Directions for this task
Repeat each entry in full, exactly.

Input data
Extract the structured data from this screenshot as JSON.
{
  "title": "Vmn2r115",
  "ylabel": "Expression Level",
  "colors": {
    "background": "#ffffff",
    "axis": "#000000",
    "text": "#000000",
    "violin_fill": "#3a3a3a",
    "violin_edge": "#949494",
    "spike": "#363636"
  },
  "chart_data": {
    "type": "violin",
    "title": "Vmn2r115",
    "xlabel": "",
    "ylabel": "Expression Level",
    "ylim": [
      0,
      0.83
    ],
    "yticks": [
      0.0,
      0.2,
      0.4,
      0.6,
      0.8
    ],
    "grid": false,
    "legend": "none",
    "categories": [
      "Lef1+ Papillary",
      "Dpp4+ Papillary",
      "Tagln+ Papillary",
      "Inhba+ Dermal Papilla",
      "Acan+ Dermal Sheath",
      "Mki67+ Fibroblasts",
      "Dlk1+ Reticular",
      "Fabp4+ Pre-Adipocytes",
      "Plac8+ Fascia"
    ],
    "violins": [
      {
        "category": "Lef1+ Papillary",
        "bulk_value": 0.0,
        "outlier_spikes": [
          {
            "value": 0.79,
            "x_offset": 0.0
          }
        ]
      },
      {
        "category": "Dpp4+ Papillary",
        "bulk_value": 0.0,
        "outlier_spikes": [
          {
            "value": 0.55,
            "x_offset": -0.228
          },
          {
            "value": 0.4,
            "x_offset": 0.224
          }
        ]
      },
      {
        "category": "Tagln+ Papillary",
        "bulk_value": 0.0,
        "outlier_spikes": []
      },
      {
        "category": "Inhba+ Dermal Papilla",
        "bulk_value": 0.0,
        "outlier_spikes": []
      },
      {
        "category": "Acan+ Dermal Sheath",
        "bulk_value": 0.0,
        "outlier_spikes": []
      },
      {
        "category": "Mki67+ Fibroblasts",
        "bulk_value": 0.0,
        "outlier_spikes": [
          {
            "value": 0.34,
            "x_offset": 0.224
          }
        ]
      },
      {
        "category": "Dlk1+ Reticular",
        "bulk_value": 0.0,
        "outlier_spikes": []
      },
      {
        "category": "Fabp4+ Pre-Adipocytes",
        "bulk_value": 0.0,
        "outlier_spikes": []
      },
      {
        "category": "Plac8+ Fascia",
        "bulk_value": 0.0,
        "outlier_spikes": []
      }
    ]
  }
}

The output
Extract the structured data from this screenshot as JSON.
{
  "title": "Vmn2r115",
  "ylabel": "Expression Level",
  "colors": {
    "background": "#ffffff",
    "axis": "#000000",
    "text": "#000000",
    "violin_fill": "#3a3a3a",
    "violin_edge": "#949494",
    "spike": "#363636"
  },
  "chart_data": {
    "type": "violin",
    "title": "Vmn2r115",
    "xlabel": "",
    "ylabel": "Expression Level",
    "ylim": [
      0,
      0.83
    ],
    "yticks": [
      0.0,
      0.2,
      0.4,
      0.6,
      0.8
    ],
    "grid": false,
    "legend": "none",
    "categories": [
      "Lef1+ Papillary",
      "Dpp4+ Papillary",
      "Tagln+ Papillary",
      "Inhba+ Dermal Papilla",
      "Acan+ Dermal Sheath",
      "Mki67+ Fibroblasts",
      "Dlk1+ Reticular",
      "Fabp4+ Pre-Adipocytes",
      "Plac8+ Fascia"
    ],
    "violins": [
      {
        "category": "Lef1+ Papillary",
        "bulk_value": 0.0,
        "outlier_spikes": [
          {
            "value": 0.79,
            "x_offset": 0.0
          }
        ]
      },
      {
        "category": "Dpp4+ Papillary",
        "bulk_value": 0.0,
        "outlier_spikes": [
          {
            "value": 0.55,
            "x_offset": -0.228
          },
          {
            "value": 0.4,
            "x_offset": 0.224
          }
        ]
      },
      {
        "category": "Tagln+ Papillary",
        "bulk_value": 0.0,
        "outlier_spikes": []
      },
      {
        "category": "Inhba+ Dermal Papilla",
        "bulk_value": 0.0,
        "outlier_spikes": []
      },
      {
        "category": "Acan+ Dermal Sheath",
        "bulk_value": 0.0,
        "outlier_spikes": []
      },
      {
        "category": "Mki67+ Fibroblasts",
        "bulk_value": 0.0,
        "outlier_spikes": [
          {
            "value": 0.34,
            "x_offset": 0.224
          }
        ]
      },
      {
        "category": "Dlk1+ Reticular",
        "bulk_value": 0.0,
        "outlier_spikes": []
      },
      {
        "category": "Fabp4+ Pre-Adipocytes",
        "bulk_value": 0.0,
        "outlier_spikes": []
      },
      {
        "category": "Plac8+ Fascia",
        "bulk_value": 0.0,
        "outlier_spikes": []
      }
    ]
  }
}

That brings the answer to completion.